**TASK DIRECTIONS**
Using the data below, gather each line that includes the word "triangle".

- - - - -

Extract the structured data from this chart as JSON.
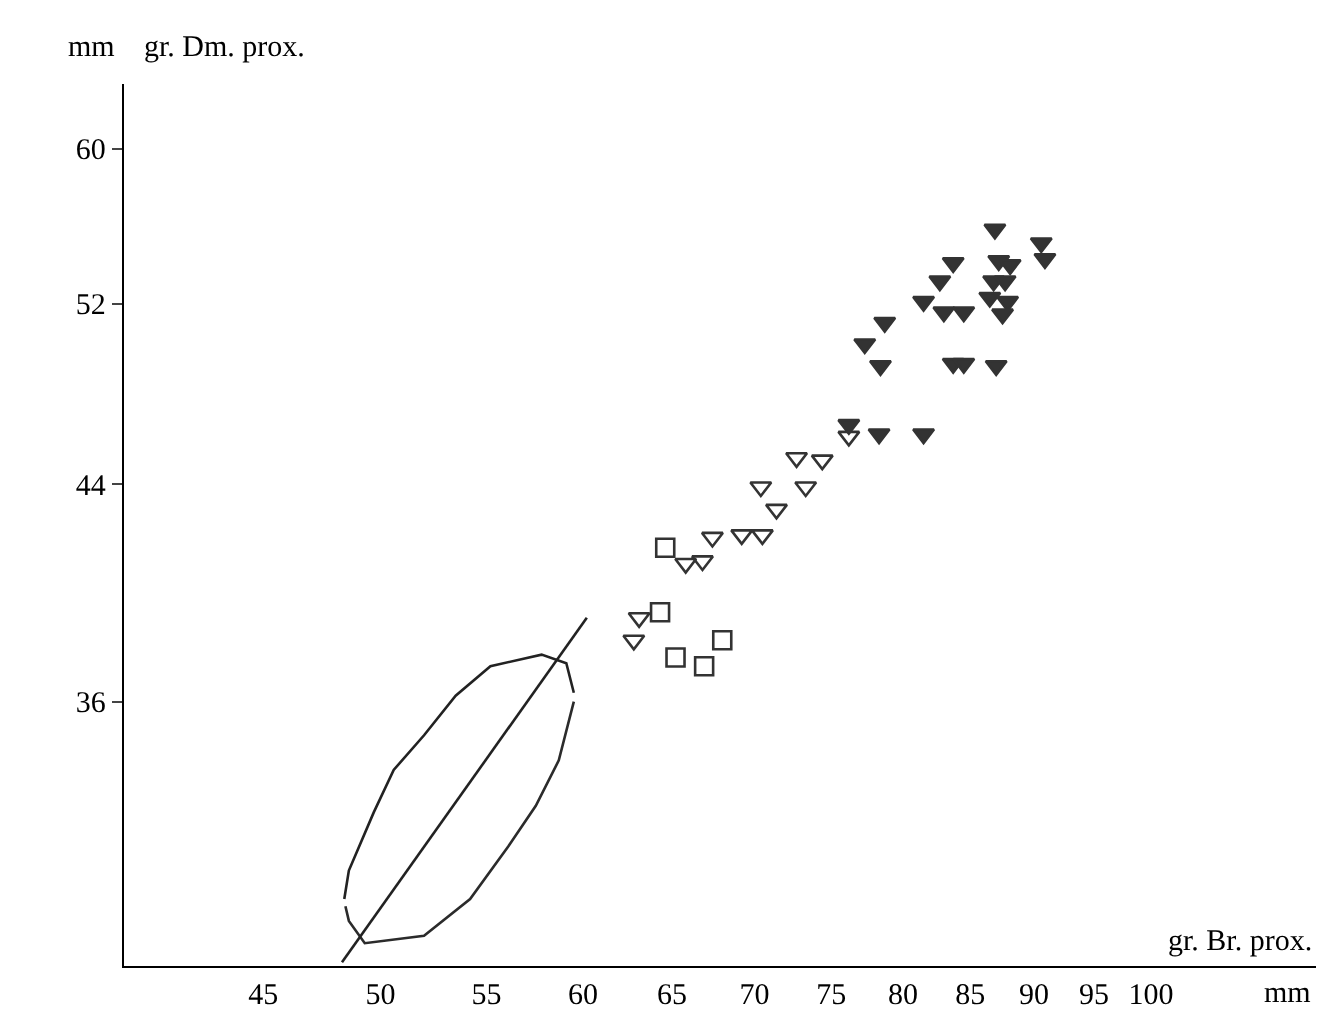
{
  "chart_data": {
    "type": "scatter",
    "xlabel": "gr. Br. prox.",
    "ylabel": "gr. Dm. prox.",
    "annotations": [
      "mm",
      "mm"
    ],
    "log": "xy",
    "xlim": [
      39.7,
      116
    ],
    "ylim": [
      28.2,
      63.7
    ],
    "xticks": [
      45,
      50,
      55,
      60,
      65,
      70,
      75,
      80,
      85,
      90,
      95,
      100
    ],
    "yticks": [
      36,
      44,
      52,
      60
    ],
    "series": [
      {
        "marker": "triangle",
        "color": "#333333",
        "x": [
          86.9,
          90.6,
          90.9,
          83.7,
          87.2,
          88.1,
          82.7,
          86.8,
          87.7,
          81.5,
          83.0,
          84.5,
          86.5,
          87.9,
          87.5,
          78.7,
          77.3,
          78.4,
          83.7,
          84.5,
          87.0,
          78.3,
          81.5,
          76.2
        ],
        "values": [
          55.7,
          55.0,
          54.2,
          54.0,
          54.1,
          53.9,
          53.1,
          53.1,
          53.1,
          52.1,
          51.6,
          51.6,
          52.3,
          52.1,
          51.5,
          51.1,
          50.1,
          49.1,
          49.2,
          49.2,
          49.1,
          46.1,
          46.1,
          46.5
        ]
      },
      {
        "marker": "triangle-open",
        "color": "#333333",
        "x": [
          76.2,
          72.7,
          74.4,
          70.4,
          73.3,
          71.4,
          67.4,
          69.2,
          70.5,
          65.8,
          66.8,
          63.1,
          62.8
        ],
        "values": [
          46.0,
          45.1,
          45.0,
          43.9,
          43.9,
          43.0,
          41.9,
          42.0,
          42.0,
          40.9,
          41.0,
          38.9,
          38.1
        ]
      },
      {
        "marker": "square-open",
        "color": "#333333",
        "x": [
          64.6,
          64.3,
          68.0,
          65.2,
          66.9
        ],
        "values": [
          41.5,
          39.1,
          38.1,
          37.5,
          37.2
        ]
      },
      {
        "type": "line",
        "marker": "none",
        "color": "#222222",
        "x": [
          48.4,
          48.6,
          49.7,
          50.6,
          52.0,
          53.5,
          55.2,
          57.8,
          59.1,
          59.5
        ],
        "values": [
          30.0,
          30.8,
          32.5,
          33.8,
          34.9,
          36.2,
          37.2,
          37.6,
          37.3,
          36.3
        ]
      },
      {
        "type": "line",
        "marker": "none",
        "color": "#2b2b2b",
        "x": [
          48.45,
          48.6,
          49.3,
          52.0,
          54.2,
          56.1,
          57.5,
          58.7,
          59.5
        ],
        "values": [
          29.8,
          29.4,
          28.8,
          29.0,
          30.0,
          31.5,
          32.7,
          34.1,
          36.0
        ]
      },
      {
        "type": "line",
        "marker": "none",
        "color": "#222222",
        "x": [
          48.3,
          60.2
        ],
        "values": [
          28.3,
          38.9
        ]
      }
    ]
  }
}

- - - - -

**RESULT BELOW**
        "marker": "triangle",
        "marker": "triangle-open",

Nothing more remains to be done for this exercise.